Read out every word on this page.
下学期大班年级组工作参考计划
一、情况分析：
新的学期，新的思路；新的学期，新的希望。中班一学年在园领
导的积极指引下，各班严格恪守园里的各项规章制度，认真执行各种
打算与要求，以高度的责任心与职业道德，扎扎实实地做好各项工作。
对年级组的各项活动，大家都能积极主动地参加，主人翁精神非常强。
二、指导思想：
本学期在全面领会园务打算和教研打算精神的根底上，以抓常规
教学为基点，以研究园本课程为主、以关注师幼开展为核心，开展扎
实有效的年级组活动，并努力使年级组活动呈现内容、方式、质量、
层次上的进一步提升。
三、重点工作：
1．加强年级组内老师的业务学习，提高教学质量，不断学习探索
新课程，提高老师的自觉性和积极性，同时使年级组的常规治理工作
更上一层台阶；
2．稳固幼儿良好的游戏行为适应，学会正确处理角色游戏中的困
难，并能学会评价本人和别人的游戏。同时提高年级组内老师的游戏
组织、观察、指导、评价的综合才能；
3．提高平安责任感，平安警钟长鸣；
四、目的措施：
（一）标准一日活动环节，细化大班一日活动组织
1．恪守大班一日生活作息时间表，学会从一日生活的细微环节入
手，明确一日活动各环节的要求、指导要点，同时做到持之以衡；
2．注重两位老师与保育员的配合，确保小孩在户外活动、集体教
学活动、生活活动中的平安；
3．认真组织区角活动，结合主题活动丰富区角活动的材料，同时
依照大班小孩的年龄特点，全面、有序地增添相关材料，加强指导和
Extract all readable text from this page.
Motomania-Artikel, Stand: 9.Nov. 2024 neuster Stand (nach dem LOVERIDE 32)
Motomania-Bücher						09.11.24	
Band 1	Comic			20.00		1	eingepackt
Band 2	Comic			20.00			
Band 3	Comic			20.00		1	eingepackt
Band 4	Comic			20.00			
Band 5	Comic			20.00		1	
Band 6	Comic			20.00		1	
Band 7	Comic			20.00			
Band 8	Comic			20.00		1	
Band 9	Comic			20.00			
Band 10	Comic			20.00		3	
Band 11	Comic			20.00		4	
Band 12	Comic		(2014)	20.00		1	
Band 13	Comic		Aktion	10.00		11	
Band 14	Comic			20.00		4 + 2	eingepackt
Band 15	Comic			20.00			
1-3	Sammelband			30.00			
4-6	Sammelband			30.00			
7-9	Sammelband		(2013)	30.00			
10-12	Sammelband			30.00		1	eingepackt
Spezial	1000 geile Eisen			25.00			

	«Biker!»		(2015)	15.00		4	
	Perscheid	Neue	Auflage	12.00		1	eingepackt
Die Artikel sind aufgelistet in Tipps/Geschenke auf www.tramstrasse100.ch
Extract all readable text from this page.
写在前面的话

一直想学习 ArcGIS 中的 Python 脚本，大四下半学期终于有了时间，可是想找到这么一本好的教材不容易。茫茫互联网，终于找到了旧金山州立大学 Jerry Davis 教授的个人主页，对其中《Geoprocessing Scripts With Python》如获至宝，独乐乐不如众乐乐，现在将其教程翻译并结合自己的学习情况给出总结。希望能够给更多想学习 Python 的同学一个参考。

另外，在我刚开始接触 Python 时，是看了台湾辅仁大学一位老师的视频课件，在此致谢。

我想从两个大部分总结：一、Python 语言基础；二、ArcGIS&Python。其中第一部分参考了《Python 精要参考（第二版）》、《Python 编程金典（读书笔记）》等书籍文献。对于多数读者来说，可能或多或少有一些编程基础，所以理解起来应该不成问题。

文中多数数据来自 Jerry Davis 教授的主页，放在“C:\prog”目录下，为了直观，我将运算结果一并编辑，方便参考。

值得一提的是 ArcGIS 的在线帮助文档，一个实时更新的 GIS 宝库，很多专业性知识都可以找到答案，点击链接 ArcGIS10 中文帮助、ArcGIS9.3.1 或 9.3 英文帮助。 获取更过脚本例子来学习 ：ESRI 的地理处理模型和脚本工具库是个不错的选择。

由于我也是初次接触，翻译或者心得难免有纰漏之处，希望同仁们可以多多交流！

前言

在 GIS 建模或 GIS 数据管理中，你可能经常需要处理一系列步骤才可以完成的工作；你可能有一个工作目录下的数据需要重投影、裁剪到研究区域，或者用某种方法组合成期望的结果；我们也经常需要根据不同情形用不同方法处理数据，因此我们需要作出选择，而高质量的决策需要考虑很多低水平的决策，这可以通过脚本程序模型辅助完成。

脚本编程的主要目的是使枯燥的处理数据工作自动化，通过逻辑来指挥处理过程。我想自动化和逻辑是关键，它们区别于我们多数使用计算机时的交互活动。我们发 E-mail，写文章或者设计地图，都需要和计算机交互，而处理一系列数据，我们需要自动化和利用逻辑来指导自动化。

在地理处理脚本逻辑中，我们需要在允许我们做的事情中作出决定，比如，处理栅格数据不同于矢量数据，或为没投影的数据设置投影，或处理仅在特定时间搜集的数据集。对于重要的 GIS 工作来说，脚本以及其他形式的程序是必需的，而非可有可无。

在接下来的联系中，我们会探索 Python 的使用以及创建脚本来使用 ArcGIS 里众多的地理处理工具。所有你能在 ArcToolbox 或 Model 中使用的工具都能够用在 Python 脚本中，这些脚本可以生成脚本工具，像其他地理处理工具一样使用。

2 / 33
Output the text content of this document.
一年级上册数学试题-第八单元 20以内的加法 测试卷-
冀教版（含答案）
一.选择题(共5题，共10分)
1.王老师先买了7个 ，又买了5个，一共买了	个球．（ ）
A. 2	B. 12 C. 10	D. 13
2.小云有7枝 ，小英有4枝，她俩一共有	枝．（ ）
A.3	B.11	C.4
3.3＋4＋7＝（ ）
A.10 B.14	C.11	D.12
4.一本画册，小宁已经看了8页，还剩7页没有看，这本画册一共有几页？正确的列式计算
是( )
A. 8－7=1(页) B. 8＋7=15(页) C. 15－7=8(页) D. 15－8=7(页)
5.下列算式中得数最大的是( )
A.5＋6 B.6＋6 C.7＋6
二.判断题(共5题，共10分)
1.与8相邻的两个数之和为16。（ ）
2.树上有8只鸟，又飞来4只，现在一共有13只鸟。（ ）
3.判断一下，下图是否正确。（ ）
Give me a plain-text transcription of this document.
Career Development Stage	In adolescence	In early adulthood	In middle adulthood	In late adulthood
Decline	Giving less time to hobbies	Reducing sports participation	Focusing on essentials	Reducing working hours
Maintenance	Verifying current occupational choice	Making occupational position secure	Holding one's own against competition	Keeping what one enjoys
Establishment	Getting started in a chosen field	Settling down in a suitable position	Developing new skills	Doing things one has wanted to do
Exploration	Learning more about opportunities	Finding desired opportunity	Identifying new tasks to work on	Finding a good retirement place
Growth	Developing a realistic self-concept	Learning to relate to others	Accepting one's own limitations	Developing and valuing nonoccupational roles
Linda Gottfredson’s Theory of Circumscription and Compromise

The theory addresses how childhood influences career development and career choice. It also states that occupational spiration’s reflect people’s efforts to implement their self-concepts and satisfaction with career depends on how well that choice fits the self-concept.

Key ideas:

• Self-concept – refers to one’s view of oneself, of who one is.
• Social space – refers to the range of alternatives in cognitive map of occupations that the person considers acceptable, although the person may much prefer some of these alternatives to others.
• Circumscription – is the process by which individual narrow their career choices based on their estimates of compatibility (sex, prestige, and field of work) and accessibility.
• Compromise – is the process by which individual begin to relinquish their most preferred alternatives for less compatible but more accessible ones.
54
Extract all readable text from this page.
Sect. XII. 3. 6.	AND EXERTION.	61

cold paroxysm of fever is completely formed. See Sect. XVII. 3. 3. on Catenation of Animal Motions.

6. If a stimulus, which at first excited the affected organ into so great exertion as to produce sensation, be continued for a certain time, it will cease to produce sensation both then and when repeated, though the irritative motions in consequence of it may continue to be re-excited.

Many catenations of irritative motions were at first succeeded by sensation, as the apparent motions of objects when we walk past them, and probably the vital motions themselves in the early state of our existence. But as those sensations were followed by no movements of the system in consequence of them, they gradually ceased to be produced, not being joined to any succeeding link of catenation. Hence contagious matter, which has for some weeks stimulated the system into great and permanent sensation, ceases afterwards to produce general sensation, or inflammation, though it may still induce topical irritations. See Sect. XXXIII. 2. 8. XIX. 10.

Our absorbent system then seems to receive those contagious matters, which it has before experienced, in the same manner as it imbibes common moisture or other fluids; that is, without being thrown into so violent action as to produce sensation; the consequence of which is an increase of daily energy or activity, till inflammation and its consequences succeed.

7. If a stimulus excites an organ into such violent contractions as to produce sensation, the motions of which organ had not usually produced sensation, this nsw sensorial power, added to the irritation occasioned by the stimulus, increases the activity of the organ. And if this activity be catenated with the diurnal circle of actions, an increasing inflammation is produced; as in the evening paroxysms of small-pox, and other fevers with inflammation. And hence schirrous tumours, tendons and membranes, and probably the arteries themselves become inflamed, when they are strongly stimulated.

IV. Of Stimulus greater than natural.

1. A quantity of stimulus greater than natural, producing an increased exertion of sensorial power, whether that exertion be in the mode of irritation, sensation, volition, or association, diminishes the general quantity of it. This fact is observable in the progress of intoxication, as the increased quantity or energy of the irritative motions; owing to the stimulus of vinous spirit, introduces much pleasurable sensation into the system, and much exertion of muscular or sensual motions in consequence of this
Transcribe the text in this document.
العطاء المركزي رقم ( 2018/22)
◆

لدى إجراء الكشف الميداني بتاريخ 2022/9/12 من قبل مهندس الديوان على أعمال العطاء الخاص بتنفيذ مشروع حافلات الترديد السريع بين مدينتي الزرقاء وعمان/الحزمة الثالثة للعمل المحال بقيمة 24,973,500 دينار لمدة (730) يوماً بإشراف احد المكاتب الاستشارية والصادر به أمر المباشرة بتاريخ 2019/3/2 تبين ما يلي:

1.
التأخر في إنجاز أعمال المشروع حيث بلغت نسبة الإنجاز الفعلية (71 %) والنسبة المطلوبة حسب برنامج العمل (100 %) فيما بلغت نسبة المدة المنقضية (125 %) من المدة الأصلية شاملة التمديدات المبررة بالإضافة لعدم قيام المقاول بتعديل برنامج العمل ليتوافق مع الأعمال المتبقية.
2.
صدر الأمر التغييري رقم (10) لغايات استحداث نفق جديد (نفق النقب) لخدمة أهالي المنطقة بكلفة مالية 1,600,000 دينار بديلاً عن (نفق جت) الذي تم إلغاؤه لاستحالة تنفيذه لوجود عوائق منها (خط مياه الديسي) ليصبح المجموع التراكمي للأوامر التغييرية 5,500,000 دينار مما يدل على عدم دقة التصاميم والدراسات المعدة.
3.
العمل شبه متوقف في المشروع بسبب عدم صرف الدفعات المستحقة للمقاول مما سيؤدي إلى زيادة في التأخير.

################

> **Work to complete**: Copy out each line of the records where the string "that" appears.

> **Task response**:
The theory addresses how childhood influences career development and career choice. It also states that occupational spiration’s reflect people’s efforts to implement their self-concepts and satisfaction with career depends on how well that choice fits the self-concept.
• Social space – refers to the range of alternatives in cognitive map of occupations that the person considers acceptable, although the person may much prefer some of these alternatives to others.
Our absorbent system then seems to receive those contagious matters, which it has before experienced, in the same manner as it imbibes common moisture or other fluids; that is, without being thrown into so violent action as to produce sensation; the consequence of which is an increase of daily energy or activity, till inflammation and its consequences succeed.
1. A quantity of stimulus greater than natural, producing an increased exertion of sensorial power, whether that exertion be in the mode of irritation, sensation, volition, or association, diminishes the general quantity of it. This fact is observable in the progress of intoxication, as the increased quantity or energy of the irritative motions; owing to the stimulus of vinous spirit, introduces much pleasurable sensation into the system, and much exertion of muscular or sensual motions in consequence of this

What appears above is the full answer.